(WRITTEN INSTRUCTION): Output all of the data below exactly as given.

[Start of GIVEN DATA]

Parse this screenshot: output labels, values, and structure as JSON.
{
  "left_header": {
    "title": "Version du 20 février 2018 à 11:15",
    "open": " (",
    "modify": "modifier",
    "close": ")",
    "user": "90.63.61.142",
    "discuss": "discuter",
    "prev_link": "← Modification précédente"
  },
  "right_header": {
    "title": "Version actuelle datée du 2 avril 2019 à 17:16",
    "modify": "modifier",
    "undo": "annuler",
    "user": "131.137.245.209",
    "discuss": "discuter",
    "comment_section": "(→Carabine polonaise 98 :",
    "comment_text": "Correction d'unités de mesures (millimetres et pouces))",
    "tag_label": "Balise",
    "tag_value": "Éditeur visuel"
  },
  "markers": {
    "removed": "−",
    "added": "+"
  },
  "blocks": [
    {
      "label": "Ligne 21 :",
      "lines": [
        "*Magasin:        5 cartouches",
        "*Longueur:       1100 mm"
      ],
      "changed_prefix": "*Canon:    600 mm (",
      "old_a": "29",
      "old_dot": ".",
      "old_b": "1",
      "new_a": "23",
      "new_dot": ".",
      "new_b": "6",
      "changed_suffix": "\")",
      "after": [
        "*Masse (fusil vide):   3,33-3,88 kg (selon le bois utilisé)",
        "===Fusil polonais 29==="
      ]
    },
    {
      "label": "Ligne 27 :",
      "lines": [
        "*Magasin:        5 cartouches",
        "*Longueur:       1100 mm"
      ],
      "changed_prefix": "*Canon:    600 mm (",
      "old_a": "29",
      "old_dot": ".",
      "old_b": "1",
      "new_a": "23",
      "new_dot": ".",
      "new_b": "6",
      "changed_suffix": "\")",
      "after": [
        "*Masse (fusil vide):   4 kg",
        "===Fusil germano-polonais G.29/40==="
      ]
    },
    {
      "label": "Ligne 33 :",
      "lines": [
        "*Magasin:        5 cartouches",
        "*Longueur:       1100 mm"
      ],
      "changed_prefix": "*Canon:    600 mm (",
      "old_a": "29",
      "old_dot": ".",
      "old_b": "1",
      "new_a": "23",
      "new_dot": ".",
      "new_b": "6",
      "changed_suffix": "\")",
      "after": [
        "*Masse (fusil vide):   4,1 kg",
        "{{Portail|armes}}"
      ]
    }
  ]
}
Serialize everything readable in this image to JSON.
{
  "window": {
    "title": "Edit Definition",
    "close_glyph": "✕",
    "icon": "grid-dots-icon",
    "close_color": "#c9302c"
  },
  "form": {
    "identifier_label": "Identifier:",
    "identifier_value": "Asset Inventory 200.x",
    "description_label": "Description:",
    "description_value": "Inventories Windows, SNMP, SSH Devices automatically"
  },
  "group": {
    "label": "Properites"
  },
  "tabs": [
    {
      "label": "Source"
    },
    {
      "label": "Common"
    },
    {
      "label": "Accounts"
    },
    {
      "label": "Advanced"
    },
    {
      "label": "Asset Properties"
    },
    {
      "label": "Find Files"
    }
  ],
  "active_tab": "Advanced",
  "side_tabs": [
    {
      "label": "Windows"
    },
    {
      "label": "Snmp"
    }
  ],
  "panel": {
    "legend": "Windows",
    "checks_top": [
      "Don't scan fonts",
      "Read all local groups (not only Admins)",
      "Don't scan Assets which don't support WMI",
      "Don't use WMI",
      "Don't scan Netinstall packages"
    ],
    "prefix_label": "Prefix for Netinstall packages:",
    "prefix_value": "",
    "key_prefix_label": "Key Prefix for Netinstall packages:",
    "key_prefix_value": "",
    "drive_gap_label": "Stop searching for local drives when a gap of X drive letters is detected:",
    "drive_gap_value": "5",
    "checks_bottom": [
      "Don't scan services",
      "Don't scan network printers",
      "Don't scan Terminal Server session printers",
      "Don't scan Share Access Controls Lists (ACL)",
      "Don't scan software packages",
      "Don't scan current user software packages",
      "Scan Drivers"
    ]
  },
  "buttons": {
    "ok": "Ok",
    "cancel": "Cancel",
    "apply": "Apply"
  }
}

[End of GIVEN DATA]

(OUTPUT FOR THIS TASK):
Parse this screenshot: output labels, values, and structure as JSON.
{
  "left_header": {
    "title": "Version du 20 février 2018 à 11:15",
    "open": " (",
    "modify": "modifier",
    "close": ")",
    "user": "90.63.61.142",
    "discuss": "discuter",
    "prev_link": "← Modification précédente"
  },
  "right_header": {
    "title": "Version actuelle datée du 2 avril 2019 à 17:16",
    "modify": "modifier",
    "undo": "annuler",
    "user": "131.137.245.209",
    "discuss": "discuter",
    "comment_section": "(→Carabine polonaise 98 :",
    "comment_text": "Correction d'unités de mesures (millimetres et pouces))",
    "tag_label": "Balise",
    "tag_value": "Éditeur visuel"
  },
  "markers": {
    "removed": "−",
    "added": "+"
  },
  "blocks": [
    {
      "label": "Ligne 21 :",
      "lines": [
        "*Magasin:        5 cartouches",
        "*Longueur:       1100 mm"
      ],
      "changed_prefix": "*Canon:    600 mm (",
      "old_a": "29",
      "old_dot": ".",
      "old_b": "1",
      "new_a": "23",
      "new_dot": ".",
      "new_b": "6",
      "changed_suffix": "\")",
      "after": [
        "*Masse (fusil vide):   3,33-3,88 kg (selon le bois utilisé)",
        "===Fusil polonais 29==="
      ]
    },
    {
      "label": "Ligne 27 :",
      "lines": [
        "*Magasin:        5 cartouches",
        "*Longueur:       1100 mm"
      ],
      "changed_prefix": "*Canon:    600 mm (",
      "old_a": "29",
      "old_dot": ".",
      "old_b": "1",
      "new_a": "23",
      "new_dot": ".",
      "new_b": "6",
      "changed_suffix": "\")",
      "after": [
        "*Masse (fusil vide):   4 kg",
        "===Fusil germano-polonais G.29/40==="
      ]
    },
    {
      "label": "Ligne 33 :",
      "lines": [
        "*Magasin:        5 cartouches",
        "*Longueur:       1100 mm"
      ],
      "changed_prefix": "*Canon:    600 mm (",
      "old_a": "29",
      "old_dot": ".",
      "old_b": "1",
      "new_a": "23",
      "new_dot": ".",
      "new_b": "6",
      "changed_suffix": "\")",
      "after": [
        "*Masse (fusil vide):   4,1 kg",
        "{{Portail|armes}}"
      ]
    }
  ]
}
Serialize everything readable in this image to JSON.
{
  "window": {
    "title": "Edit Definition",
    "close_glyph": "✕",
    "icon": "grid-dots-icon",
    "close_color": "#c9302c"
  },
  "form": {
    "identifier_label": "Identifier:",
    "identifier_value": "Asset Inventory 200.x",
    "description_label": "Description:",
    "description_value": "Inventories Windows, SNMP, SSH Devices automatically"
  },
  "group": {
    "label": "Properites"
  },
  "tabs": [
    {
      "label": "Source"
    },
    {
      "label": "Common"
    },
    {
      "label": "Accounts"
    },
    {
      "label": "Advanced"
    },
    {
      "label": "Asset Properties"
    },
    {
      "label": "Find Files"
    }
  ],
  "active_tab": "Advanced",
  "side_tabs": [
    {
      "label": "Windows"
    },
    {
      "label": "Snmp"
    }
  ],
  "panel": {
    "legend": "Windows",
    "checks_top": [
      "Don't scan fonts",
      "Read all local groups (not only Admins)",
      "Don't scan Assets which don't support WMI",
      "Don't use WMI",
      "Don't scan Netinstall packages"
    ],
    "prefix_label": "Prefix for Netinstall packages:",
    "prefix_value": "",
    "key_prefix_label": "Key Prefix for Netinstall packages:",
    "key_prefix_value": "",
    "drive_gap_label": "Stop searching for local drives when a gap of X drive letters is detected:",
    "drive_gap_value": "5",
    "checks_bottom": [
      "Don't scan services",
      "Don't scan network printers",
      "Don't scan Terminal Server session printers",
      "Don't scan Share Access Controls Lists (ACL)",
      "Don't scan software packages",
      "Don't scan current user software packages",
      "Scan Drivers"
    ]
  },
  "buttons": {
    "ok": "Ok",
    "cancel": "Cancel",
    "apply": "Apply"
  }
}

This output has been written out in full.